**Directions**
Please transcribe the records precisely; pictures stay out of your copy.

-------- Records to process --------

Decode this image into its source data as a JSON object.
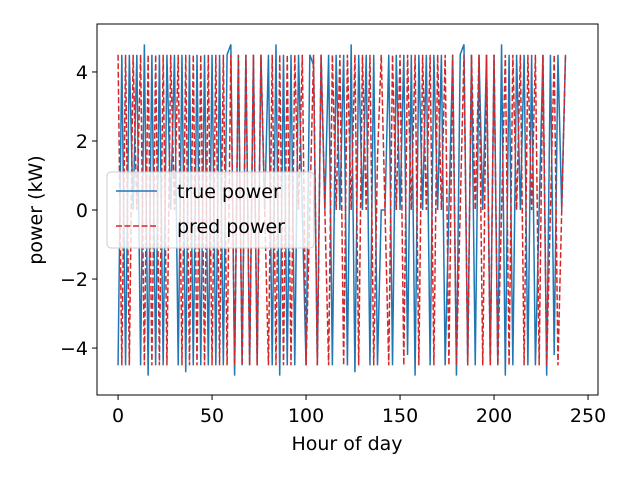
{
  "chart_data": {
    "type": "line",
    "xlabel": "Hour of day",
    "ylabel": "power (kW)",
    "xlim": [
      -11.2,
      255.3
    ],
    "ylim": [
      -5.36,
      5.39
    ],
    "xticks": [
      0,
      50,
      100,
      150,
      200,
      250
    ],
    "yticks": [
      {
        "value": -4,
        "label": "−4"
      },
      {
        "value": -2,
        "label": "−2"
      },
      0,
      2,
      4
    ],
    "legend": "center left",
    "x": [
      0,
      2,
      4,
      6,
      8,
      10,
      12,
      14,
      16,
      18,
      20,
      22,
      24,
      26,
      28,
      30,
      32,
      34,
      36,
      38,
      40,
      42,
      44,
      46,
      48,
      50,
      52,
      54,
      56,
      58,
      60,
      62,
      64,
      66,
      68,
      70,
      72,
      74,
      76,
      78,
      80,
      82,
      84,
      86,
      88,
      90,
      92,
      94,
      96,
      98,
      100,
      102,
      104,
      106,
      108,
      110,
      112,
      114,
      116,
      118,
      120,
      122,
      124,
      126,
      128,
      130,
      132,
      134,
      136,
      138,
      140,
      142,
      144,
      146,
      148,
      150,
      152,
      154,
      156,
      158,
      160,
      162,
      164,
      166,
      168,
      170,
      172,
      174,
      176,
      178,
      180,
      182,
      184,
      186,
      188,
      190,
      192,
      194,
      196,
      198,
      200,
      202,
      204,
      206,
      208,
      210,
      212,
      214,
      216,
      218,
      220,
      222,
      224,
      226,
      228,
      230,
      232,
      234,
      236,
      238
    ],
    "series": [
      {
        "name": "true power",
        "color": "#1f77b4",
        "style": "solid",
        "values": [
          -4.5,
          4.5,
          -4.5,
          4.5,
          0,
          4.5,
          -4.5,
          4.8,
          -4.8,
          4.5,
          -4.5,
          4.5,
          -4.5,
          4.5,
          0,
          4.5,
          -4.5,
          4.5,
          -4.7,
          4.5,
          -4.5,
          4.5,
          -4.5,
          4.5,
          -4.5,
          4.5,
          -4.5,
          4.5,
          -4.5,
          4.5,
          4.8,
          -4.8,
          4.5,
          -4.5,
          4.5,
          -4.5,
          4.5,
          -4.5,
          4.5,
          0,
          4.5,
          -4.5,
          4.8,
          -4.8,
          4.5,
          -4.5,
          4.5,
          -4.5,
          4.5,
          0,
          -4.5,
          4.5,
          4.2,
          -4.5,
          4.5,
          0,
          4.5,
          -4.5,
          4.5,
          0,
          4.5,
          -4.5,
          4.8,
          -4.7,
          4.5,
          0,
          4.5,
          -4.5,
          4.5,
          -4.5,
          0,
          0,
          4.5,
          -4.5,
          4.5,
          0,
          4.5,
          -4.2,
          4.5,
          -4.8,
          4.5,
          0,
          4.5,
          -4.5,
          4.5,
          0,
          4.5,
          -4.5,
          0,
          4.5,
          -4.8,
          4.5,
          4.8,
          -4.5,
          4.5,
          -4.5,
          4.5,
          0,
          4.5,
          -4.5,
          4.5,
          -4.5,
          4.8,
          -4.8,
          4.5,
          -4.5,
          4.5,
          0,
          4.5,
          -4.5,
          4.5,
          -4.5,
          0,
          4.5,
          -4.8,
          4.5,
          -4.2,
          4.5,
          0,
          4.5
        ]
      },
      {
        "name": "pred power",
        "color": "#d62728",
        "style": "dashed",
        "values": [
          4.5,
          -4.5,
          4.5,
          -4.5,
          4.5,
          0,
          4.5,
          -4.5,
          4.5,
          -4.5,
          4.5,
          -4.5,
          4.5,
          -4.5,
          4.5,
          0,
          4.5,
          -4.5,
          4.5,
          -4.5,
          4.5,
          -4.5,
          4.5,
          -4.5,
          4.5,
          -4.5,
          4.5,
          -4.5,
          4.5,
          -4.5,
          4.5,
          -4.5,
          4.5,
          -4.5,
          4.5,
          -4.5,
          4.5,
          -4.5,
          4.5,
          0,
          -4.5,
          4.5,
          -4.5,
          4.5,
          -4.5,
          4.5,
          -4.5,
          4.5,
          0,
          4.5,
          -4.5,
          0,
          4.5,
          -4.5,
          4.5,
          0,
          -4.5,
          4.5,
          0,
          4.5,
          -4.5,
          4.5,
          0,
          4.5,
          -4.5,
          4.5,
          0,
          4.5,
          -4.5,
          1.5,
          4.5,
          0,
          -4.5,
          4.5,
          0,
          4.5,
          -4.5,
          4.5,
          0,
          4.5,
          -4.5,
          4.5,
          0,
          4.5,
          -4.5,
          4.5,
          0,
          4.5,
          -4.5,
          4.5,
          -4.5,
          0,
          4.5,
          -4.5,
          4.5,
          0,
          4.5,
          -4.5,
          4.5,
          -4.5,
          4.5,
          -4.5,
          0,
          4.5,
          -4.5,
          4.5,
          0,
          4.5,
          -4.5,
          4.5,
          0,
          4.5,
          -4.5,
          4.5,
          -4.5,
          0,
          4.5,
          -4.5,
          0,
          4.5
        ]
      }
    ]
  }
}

--------

**Answer to the problem**
Decode this image into its source data as a JSON object.
{
  "chart_data": {
    "type": "line",
    "xlabel": "Hour of day",
    "ylabel": "power (kW)",
    "xlim": [
      -11.2,
      255.3
    ],
    "ylim": [
      -5.36,
      5.39
    ],
    "xticks": [
      0,
      50,
      100,
      150,
      200,
      250
    ],
    "yticks": [
      {
        "value": -4,
        "label": "−4"
      },
      {
        "value": -2,
        "label": "−2"
      },
      0,
      2,
      4
    ],
    "legend": "center left",
    "x": [
      0,
      2,
      4,
      6,
      8,
      10,
      12,
      14,
      16,
      18,
      20,
      22,
      24,
      26,
      28,
      30,
      32,
      34,
      36,
      38,
      40,
      42,
      44,
      46,
      48,
      50,
      52,
      54,
      56,
      58,
      60,
      62,
      64,
      66,
      68,
      70,
      72,
      74,
      76,
      78,
      80,
      82,
      84,
      86,
      88,
      90,
      92,
      94,
      96,
      98,
      100,
      102,
      104,
      106,
      108,
      110,
      112,
      114,
      116,
      118,
      120,
      122,
      124,
      126,
      128,
      130,
      132,
      134,
      136,
      138,
      140,
      142,
      144,
      146,
      148,
      150,
      152,
      154,
      156,
      158,
      160,
      162,
      164,
      166,
      168,
      170,
      172,
      174,
      176,
      178,
      180,
      182,
      184,
      186,
      188,
      190,
      192,
      194,
      196,
      198,
      200,
      202,
      204,
      206,
      208,
      210,
      212,
      214,
      216,
      218,
      220,
      222,
      224,
      226,
      228,
      230,
      232,
      234,
      236,
      238
    ],
    "series": [
      {
        "name": "true power",
        "color": "#1f77b4",
        "style": "solid",
        "values": [
          -4.5,
          4.5,
          -4.5,
          4.5,
          0,
          4.5,
          -4.5,
          4.8,
          -4.8,
          4.5,
          -4.5,
          4.5,
          -4.5,
          4.5,
          0,
          4.5,
          -4.5,
          4.5,
          -4.7,
          4.5,
          -4.5,
          4.5,
          -4.5,
          4.5,
          -4.5,
          4.5,
          -4.5,
          4.5,
          -4.5,
          4.5,
          4.8,
          -4.8,
          4.5,
          -4.5,
          4.5,
          -4.5,
          4.5,
          -4.5,
          4.5,
          0,
          4.5,
          -4.5,
          4.8,
          -4.8,
          4.5,
          -4.5,
          4.5,
          -4.5,
          4.5,
          0,
          -4.5,
          4.5,
          4.2,
          -4.5,
          4.5,
          0,
          4.5,
          -4.5,
          4.5,
          0,
          4.5,
          -4.5,
          4.8,
          -4.7,
          4.5,
          0,
          4.5,
          -4.5,
          4.5,
          -4.5,
          0,
          0,
          4.5,
          -4.5,
          4.5,
          0,
          4.5,
          -4.2,
          4.5,
          -4.8,
          4.5,
          0,
          4.5,
          -4.5,
          4.5,
          0,
          4.5,
          -4.5,
          0,
          4.5,
          -4.8,
          4.5,
          4.8,
          -4.5,
          4.5,
          -4.5,
          4.5,
          0,
          4.5,
          -4.5,
          4.5,
          -4.5,
          4.8,
          -4.8,
          4.5,
          -4.5,
          4.5,
          0,
          4.5,
          -4.5,
          4.5,
          -4.5,
          0,
          4.5,
          -4.8,
          4.5,
          -4.2,
          4.5,
          0,
          4.5
        ]
      },
      {
        "name": "pred power",
        "color": "#d62728",
        "style": "dashed",
        "values": [
          4.5,
          -4.5,
          4.5,
          -4.5,
          4.5,
          0,
          4.5,
          -4.5,
          4.5,
          -4.5,
          4.5,
          -4.5,
          4.5,
          -4.5,
          4.5,
          0,
          4.5,
          -4.5,
          4.5,
          -4.5,
          4.5,
          -4.5,
          4.5,
          -4.5,
          4.5,
          -4.5,
          4.5,
          -4.5,
          4.5,
          -4.5,
          4.5,
          -4.5,
          4.5,
          -4.5,
          4.5,
          -4.5,
          4.5,
          -4.5,
          4.5,
          0,
          -4.5,
          4.5,
          -4.5,
          4.5,
          -4.5,
          4.5,
          -4.5,
          4.5,
          0,
          4.5,
          -4.5,
          0,
          4.5,
          -4.5,
          4.5,
          0,
          -4.5,
          4.5,
          0,
          4.5,
          -4.5,
          4.5,
          0,
          4.5,
          -4.5,
          4.5,
          0,
          4.5,
          -4.5,
          1.5,
          4.5,
          0,
          -4.5,
          4.5,
          0,
          4.5,
          -4.5,
          4.5,
          0,
          4.5,
          -4.5,
          4.5,
          0,
          4.5,
          -4.5,
          4.5,
          0,
          4.5,
          -4.5,
          4.5,
          -4.5,
          0,
          4.5,
          -4.5,
          4.5,
          0,
          4.5,
          -4.5,
          4.5,
          -4.5,
          4.5,
          -4.5,
          0,
          4.5,
          -4.5,
          4.5,
          0,
          4.5,
          -4.5,
          4.5,
          0,
          4.5,
          -4.5,
          4.5,
          -4.5,
          0,
          4.5,
          -4.5,
          0,
          4.5
        ]
      }
    ]
  }
}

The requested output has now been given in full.